For the entries below, how many lines include the word "additional"? Give the figure and nothing more.
+---+
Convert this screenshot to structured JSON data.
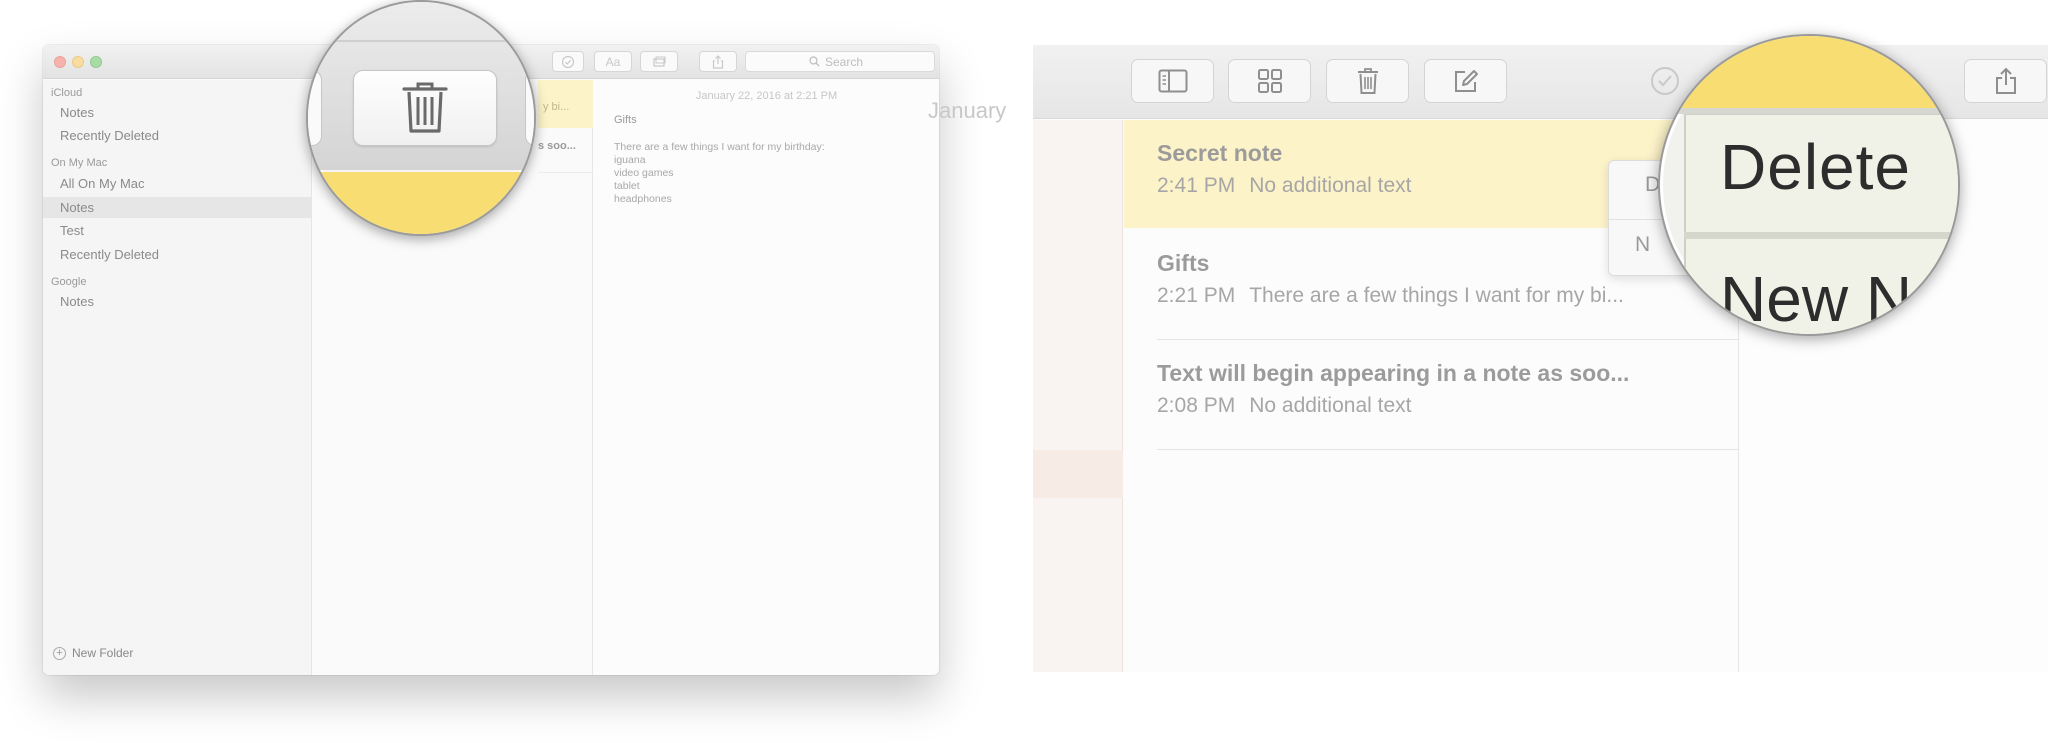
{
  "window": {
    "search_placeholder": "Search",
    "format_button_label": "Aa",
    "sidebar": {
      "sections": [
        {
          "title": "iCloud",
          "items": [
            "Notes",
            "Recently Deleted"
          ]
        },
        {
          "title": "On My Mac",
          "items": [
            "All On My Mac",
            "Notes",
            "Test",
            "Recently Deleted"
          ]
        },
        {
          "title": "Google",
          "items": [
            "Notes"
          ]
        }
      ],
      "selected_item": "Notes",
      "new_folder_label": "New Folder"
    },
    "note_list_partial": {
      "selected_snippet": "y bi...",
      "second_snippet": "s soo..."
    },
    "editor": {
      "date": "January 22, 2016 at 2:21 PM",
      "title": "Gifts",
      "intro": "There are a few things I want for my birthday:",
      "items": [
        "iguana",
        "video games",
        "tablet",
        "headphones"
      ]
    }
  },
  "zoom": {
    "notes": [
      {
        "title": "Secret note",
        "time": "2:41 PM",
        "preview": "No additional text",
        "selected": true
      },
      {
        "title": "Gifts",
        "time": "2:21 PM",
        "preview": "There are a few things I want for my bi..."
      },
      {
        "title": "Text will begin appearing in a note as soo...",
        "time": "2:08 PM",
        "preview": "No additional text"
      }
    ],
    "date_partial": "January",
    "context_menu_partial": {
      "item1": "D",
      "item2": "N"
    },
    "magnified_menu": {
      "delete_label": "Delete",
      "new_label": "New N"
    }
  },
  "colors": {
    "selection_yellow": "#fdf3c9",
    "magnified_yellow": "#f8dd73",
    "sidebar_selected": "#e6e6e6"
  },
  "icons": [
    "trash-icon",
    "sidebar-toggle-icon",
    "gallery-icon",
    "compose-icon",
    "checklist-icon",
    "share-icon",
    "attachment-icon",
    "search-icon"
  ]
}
+---+
■ ANSWER TO THE EXERCISE
2